[Dataset rows]
◇ ◇ ◇ ◇
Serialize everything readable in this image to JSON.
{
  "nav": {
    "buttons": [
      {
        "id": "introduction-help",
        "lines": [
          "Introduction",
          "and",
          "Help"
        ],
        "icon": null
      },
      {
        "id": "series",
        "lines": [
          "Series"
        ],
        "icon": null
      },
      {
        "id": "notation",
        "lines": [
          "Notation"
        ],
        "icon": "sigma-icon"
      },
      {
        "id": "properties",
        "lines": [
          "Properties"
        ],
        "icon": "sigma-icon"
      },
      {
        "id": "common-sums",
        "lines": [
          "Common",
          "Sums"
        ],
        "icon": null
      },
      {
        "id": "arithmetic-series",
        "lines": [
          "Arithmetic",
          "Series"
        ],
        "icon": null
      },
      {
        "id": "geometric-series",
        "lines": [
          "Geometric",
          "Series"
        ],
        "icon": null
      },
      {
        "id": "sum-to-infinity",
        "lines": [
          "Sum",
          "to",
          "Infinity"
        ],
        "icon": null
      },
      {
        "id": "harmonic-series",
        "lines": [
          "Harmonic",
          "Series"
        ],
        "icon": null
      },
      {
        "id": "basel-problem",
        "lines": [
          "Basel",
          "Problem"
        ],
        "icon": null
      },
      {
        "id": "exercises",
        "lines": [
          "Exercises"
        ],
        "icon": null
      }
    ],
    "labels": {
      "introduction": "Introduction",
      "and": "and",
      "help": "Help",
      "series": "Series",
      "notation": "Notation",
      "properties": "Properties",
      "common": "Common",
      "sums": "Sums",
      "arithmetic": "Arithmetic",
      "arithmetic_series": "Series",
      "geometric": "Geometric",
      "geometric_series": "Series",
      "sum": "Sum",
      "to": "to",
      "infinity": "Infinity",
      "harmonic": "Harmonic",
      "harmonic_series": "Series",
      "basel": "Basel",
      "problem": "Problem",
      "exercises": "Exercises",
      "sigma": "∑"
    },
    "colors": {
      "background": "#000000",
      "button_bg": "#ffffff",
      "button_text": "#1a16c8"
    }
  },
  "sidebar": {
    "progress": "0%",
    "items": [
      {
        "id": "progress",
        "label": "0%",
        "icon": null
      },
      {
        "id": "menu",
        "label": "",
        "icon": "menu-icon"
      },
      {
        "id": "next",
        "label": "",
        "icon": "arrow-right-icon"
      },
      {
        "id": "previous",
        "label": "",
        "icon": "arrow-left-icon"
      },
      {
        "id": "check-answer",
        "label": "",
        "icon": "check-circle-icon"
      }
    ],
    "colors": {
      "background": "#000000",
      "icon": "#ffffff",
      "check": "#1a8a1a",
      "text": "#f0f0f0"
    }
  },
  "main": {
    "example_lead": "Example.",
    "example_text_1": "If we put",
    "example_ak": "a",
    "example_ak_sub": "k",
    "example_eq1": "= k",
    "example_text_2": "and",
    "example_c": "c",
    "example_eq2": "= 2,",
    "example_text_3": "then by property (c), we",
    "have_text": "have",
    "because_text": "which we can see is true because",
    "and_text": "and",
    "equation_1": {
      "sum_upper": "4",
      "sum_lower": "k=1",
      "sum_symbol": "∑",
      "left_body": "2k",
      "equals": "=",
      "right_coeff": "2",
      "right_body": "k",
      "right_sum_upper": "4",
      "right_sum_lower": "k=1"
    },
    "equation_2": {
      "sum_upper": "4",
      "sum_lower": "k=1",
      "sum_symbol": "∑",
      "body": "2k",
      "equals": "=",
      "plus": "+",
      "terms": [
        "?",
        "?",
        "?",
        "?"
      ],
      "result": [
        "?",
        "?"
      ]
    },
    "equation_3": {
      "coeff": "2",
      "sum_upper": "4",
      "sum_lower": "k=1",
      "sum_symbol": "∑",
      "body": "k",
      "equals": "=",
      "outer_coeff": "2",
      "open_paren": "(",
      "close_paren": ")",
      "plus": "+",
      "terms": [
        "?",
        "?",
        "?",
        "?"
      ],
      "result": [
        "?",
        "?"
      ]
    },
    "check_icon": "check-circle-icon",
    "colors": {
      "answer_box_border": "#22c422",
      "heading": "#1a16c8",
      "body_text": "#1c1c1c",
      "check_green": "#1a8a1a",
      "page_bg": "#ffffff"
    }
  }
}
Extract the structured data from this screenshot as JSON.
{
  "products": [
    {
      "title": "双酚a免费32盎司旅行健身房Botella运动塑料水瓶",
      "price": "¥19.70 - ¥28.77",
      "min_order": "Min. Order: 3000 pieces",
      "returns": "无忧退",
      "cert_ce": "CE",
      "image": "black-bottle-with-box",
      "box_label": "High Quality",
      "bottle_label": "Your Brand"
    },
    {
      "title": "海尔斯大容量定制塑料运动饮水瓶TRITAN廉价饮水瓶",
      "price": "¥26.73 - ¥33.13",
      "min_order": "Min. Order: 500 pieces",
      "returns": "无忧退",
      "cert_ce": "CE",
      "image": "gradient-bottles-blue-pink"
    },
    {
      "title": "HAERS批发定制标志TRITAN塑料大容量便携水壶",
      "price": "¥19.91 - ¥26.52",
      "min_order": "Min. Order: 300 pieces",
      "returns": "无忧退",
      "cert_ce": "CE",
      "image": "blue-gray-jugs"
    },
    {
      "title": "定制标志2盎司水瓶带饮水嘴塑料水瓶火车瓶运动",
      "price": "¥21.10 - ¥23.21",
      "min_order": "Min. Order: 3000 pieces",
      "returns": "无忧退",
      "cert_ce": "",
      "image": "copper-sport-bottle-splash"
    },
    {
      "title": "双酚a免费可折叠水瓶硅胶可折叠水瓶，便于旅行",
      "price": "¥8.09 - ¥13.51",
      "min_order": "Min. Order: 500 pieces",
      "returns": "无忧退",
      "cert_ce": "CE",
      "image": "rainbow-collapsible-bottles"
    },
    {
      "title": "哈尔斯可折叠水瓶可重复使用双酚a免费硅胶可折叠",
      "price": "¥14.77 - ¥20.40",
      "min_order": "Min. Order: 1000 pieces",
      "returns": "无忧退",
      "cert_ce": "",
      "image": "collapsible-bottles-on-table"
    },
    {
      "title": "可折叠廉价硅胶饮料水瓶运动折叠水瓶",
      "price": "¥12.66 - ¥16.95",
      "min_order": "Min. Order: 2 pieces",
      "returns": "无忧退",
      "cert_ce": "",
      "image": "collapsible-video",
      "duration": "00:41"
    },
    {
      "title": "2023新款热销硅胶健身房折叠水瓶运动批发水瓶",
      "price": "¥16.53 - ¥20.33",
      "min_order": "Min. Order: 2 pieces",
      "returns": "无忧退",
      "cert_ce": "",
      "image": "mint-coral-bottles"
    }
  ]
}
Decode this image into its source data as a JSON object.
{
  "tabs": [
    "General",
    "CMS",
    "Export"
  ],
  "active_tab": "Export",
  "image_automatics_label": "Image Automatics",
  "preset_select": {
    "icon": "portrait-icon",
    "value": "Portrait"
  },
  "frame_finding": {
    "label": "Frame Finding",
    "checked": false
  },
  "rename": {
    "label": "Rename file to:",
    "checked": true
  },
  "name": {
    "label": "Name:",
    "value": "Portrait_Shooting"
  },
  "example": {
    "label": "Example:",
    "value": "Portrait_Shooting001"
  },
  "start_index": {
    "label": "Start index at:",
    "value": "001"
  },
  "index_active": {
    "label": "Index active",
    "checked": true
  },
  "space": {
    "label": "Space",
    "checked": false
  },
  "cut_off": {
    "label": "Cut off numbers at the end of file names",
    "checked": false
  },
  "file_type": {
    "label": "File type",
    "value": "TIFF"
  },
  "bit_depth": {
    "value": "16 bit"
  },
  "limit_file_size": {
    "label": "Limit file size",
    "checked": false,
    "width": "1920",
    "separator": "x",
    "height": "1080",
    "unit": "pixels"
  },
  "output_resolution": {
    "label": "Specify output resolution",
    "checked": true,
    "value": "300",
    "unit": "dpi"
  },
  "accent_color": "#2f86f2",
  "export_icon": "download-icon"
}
◇ ◇ ◇ ◇
Looking at the listing above, count the lines that contain "arrow" and give nothing but the number.

2